» WHAT YOU HAVE TO DO: Copy out every line of the records where the string "source" occurs.

[Entries taken from a collection]

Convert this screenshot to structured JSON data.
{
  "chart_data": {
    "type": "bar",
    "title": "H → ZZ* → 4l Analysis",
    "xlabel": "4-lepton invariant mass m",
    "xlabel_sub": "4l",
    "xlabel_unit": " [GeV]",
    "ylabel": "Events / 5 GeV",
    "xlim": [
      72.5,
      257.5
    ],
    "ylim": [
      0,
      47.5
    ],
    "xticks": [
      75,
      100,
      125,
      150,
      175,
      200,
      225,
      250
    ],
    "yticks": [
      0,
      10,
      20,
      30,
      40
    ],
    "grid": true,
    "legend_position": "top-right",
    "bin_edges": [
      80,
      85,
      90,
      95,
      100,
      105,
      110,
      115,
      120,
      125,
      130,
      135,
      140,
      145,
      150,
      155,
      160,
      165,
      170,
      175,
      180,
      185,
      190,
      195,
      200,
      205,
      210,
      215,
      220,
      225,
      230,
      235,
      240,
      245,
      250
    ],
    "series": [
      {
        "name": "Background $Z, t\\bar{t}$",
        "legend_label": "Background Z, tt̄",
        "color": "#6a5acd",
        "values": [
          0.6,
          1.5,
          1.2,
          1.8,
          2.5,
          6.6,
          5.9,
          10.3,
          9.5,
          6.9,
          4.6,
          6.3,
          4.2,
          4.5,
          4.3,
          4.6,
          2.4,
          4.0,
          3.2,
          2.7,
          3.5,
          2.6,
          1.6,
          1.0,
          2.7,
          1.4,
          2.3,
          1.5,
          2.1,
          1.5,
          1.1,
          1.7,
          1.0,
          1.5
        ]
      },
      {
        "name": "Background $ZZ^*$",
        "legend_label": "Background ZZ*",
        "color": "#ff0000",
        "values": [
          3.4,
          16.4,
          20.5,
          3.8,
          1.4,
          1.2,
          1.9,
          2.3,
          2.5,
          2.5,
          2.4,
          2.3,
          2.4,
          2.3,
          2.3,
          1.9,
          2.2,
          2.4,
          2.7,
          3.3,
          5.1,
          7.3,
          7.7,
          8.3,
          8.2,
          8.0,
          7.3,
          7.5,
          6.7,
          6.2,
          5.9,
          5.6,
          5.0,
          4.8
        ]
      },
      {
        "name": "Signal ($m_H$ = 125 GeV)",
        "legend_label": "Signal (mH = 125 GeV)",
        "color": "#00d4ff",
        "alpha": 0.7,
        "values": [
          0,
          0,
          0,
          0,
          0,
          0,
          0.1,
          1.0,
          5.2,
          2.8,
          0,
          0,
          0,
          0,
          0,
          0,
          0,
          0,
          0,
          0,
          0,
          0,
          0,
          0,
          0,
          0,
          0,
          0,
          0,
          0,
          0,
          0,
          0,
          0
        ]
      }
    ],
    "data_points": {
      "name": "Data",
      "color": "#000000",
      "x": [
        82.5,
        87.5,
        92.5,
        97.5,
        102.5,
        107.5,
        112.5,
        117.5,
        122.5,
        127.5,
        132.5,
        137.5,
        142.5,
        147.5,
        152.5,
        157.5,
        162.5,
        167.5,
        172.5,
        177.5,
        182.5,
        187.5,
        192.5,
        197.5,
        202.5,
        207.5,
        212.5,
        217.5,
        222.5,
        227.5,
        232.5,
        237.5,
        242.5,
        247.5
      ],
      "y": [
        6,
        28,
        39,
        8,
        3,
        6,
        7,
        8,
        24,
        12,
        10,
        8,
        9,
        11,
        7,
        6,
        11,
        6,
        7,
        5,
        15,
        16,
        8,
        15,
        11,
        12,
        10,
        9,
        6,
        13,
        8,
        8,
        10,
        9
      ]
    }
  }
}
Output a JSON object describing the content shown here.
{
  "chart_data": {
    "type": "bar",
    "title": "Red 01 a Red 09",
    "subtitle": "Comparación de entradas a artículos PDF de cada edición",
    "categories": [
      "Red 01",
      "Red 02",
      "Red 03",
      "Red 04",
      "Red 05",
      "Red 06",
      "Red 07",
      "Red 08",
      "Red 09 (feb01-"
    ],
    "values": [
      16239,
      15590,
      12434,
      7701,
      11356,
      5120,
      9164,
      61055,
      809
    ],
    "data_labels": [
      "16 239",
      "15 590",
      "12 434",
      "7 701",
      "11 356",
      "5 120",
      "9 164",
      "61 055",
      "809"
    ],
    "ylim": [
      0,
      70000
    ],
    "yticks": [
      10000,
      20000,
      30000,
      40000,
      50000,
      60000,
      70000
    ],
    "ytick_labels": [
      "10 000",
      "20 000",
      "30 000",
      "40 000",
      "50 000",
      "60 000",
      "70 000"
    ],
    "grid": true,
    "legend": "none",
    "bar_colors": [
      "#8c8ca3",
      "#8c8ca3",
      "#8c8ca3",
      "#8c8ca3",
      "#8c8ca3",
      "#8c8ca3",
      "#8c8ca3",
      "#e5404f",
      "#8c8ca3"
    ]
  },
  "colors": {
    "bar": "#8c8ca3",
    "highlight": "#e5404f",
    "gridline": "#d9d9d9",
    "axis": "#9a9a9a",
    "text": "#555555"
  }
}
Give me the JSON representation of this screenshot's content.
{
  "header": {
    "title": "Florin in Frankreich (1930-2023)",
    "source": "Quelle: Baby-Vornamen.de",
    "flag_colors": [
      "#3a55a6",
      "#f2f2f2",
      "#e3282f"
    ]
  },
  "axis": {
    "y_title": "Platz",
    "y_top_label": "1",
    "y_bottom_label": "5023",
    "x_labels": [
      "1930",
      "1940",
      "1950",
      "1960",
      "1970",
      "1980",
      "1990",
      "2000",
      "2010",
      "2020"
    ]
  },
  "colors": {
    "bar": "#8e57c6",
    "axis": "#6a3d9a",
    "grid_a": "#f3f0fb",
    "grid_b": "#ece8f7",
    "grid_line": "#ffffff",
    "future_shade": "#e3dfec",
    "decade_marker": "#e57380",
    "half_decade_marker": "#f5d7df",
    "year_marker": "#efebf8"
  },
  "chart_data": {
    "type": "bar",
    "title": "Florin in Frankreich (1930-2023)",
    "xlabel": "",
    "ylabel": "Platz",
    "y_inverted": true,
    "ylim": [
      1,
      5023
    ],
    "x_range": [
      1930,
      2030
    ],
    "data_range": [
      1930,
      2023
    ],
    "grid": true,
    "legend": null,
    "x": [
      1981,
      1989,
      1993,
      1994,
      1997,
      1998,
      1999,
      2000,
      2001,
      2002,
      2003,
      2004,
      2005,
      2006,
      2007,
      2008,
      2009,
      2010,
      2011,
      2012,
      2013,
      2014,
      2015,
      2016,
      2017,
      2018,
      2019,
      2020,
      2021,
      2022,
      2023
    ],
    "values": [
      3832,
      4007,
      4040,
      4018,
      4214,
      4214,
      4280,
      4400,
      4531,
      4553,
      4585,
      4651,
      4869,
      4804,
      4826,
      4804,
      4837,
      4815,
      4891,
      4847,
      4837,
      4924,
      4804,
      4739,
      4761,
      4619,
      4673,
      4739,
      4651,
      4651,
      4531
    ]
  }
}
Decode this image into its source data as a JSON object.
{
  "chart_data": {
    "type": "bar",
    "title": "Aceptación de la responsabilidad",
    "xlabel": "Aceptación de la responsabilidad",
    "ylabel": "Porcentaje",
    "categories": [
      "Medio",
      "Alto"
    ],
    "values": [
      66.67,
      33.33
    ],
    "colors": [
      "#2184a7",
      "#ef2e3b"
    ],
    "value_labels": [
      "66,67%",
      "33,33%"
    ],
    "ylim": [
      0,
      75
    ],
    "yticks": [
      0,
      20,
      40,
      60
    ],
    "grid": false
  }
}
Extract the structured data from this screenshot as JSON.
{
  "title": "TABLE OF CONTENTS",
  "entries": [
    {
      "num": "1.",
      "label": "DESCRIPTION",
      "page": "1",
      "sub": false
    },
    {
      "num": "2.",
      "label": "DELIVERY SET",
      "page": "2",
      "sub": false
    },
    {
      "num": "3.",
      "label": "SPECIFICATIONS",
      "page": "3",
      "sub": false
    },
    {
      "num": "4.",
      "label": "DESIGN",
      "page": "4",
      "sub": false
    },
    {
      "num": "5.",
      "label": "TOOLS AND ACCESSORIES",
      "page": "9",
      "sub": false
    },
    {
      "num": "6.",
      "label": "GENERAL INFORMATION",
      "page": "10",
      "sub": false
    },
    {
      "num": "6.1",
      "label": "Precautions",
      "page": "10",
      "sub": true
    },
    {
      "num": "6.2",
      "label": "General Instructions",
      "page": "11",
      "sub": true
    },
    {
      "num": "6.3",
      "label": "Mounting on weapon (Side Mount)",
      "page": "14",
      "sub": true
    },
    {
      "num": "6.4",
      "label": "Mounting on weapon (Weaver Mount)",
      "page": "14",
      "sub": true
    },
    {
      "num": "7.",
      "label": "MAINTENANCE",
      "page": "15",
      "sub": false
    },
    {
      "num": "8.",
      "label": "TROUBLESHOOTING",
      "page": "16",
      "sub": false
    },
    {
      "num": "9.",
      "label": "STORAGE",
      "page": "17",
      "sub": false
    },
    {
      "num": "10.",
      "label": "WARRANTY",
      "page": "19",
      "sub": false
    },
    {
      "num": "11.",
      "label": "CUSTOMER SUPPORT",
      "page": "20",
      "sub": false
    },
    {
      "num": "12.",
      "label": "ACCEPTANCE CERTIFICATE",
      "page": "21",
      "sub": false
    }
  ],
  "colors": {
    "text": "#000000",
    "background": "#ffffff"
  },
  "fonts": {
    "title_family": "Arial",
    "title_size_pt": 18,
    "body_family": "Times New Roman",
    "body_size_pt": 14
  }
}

» SOLUTION FOR THIS EXERCISE:
    "source": "Quelle: Baby-Vornamen.de",
Decode this image into its source data as a JSON object.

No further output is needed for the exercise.